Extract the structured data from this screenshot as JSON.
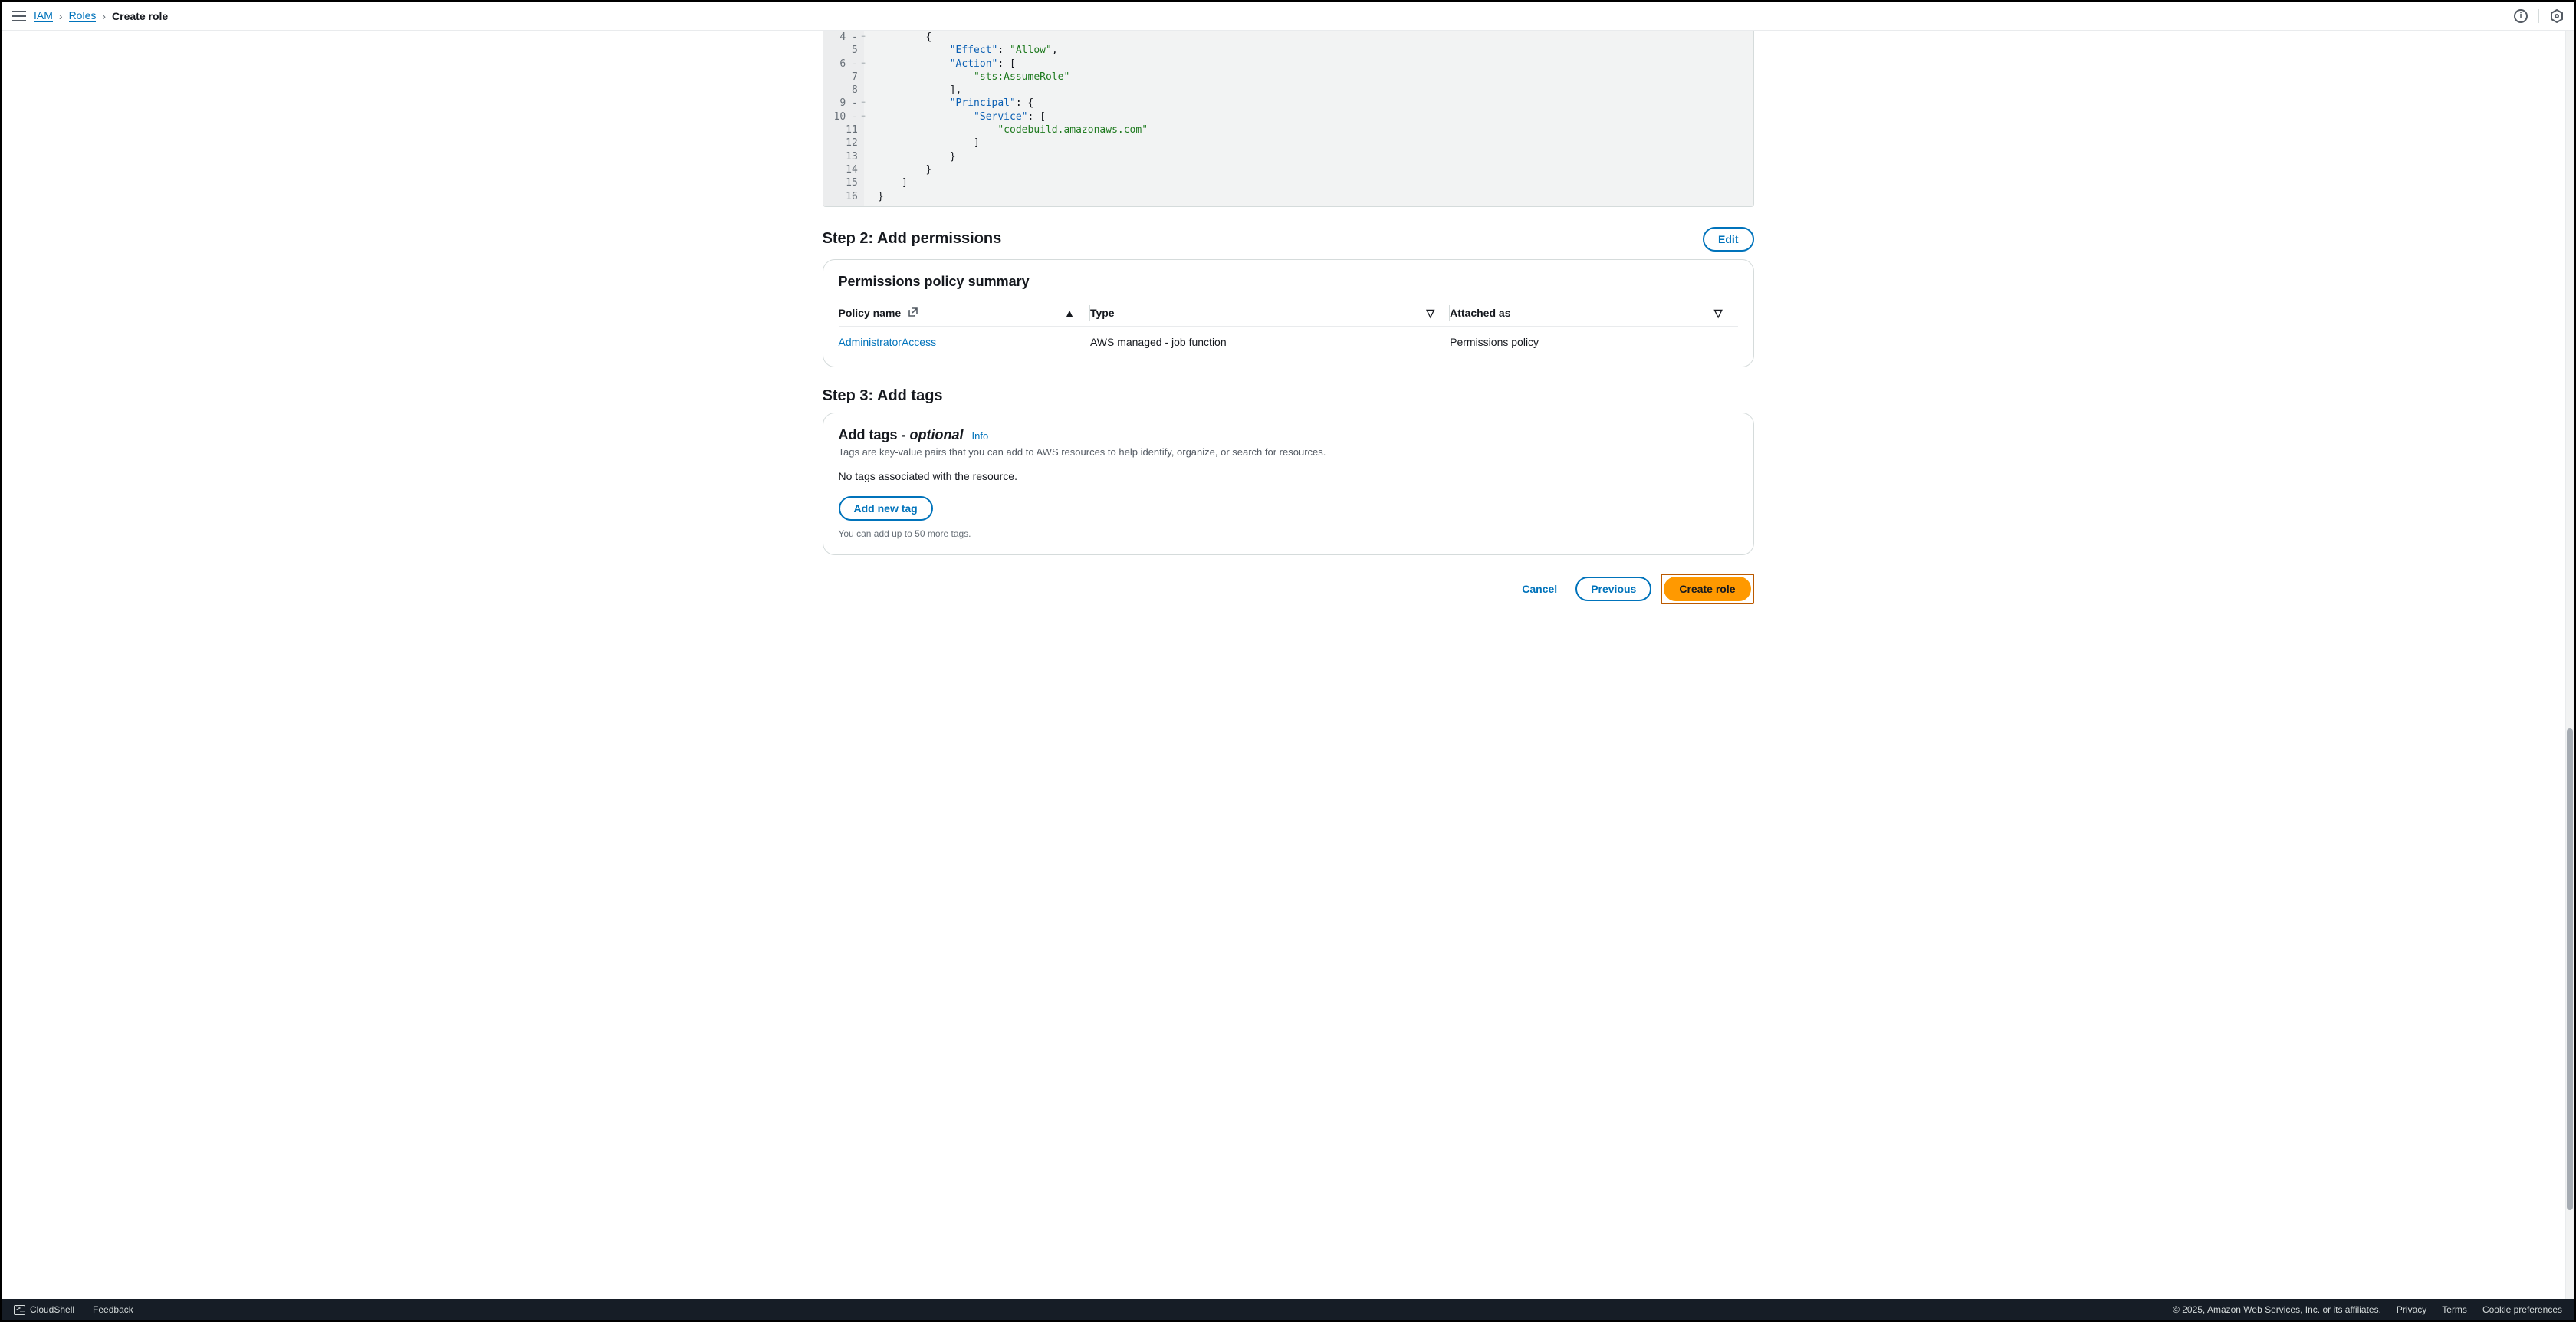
{
  "breadcrumbs": {
    "service": "IAM",
    "section": "Roles",
    "current": "Create role"
  },
  "code": {
    "lines": [
      {
        "n": 4,
        "fold": true,
        "indent": 3,
        "tokens": [
          {
            "t": "punc",
            "v": "{"
          }
        ]
      },
      {
        "n": 5,
        "fold": false,
        "indent": 4,
        "tokens": [
          {
            "t": "key",
            "v": "\"Effect\""
          },
          {
            "t": "punc",
            "v": ": "
          },
          {
            "t": "str",
            "v": "\"Allow\""
          },
          {
            "t": "punc",
            "v": ","
          }
        ]
      },
      {
        "n": 6,
        "fold": true,
        "indent": 4,
        "tokens": [
          {
            "t": "key",
            "v": "\"Action\""
          },
          {
            "t": "punc",
            "v": ": ["
          }
        ]
      },
      {
        "n": 7,
        "fold": false,
        "indent": 5,
        "tokens": [
          {
            "t": "str",
            "v": "\"sts:AssumeRole\""
          }
        ]
      },
      {
        "n": 8,
        "fold": false,
        "indent": 4,
        "tokens": [
          {
            "t": "punc",
            "v": "],"
          }
        ]
      },
      {
        "n": 9,
        "fold": true,
        "indent": 4,
        "tokens": [
          {
            "t": "key",
            "v": "\"Principal\""
          },
          {
            "t": "punc",
            "v": ": {"
          }
        ]
      },
      {
        "n": 10,
        "fold": true,
        "indent": 5,
        "tokens": [
          {
            "t": "key",
            "v": "\"Service\""
          },
          {
            "t": "punc",
            "v": ": ["
          }
        ]
      },
      {
        "n": 11,
        "fold": false,
        "indent": 6,
        "tokens": [
          {
            "t": "str",
            "v": "\"codebuild.amazonaws.com\""
          }
        ]
      },
      {
        "n": 12,
        "fold": false,
        "indent": 5,
        "tokens": [
          {
            "t": "punc",
            "v": "]"
          }
        ]
      },
      {
        "n": 13,
        "fold": false,
        "indent": 4,
        "tokens": [
          {
            "t": "punc",
            "v": "}"
          }
        ]
      },
      {
        "n": 14,
        "fold": false,
        "indent": 3,
        "tokens": [
          {
            "t": "punc",
            "v": "}"
          }
        ]
      },
      {
        "n": 15,
        "fold": false,
        "indent": 2,
        "tokens": [
          {
            "t": "punc",
            "v": "]"
          }
        ]
      },
      {
        "n": 16,
        "fold": false,
        "indent": 1,
        "tokens": [
          {
            "t": "punc",
            "v": "}"
          }
        ],
        "last": true
      }
    ]
  },
  "step2": {
    "heading": "Step 2: Add permissions",
    "edit": "Edit",
    "panel_title": "Permissions policy summary",
    "columns": {
      "name": "Policy name",
      "type": "Type",
      "attached": "Attached as"
    },
    "row": {
      "name": "AdministratorAccess",
      "type": "AWS managed - job function",
      "attached": "Permissions policy"
    }
  },
  "step3": {
    "heading": "Step 3: Add tags",
    "title_main": "Add tags - ",
    "title_optional": "optional",
    "info": "Info",
    "desc": "Tags are key-value pairs that you can add to AWS resources to help identify, organize, or search for resources.",
    "none": "No tags associated with the resource.",
    "add_btn": "Add new tag",
    "hint": "You can add up to 50 more tags."
  },
  "footer": {
    "cancel": "Cancel",
    "previous": "Previous",
    "create": "Create role"
  },
  "bottom": {
    "cloudshell": "CloudShell",
    "feedback": "Feedback",
    "copyright": "© 2025, Amazon Web Services, Inc. or its affiliates.",
    "privacy": "Privacy",
    "terms": "Terms",
    "cookies": "Cookie preferences"
  }
}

Problem description. Return each line of the listing that holds the string "Create".

Output below.
    "current": "Create role"
    "create": "Create role"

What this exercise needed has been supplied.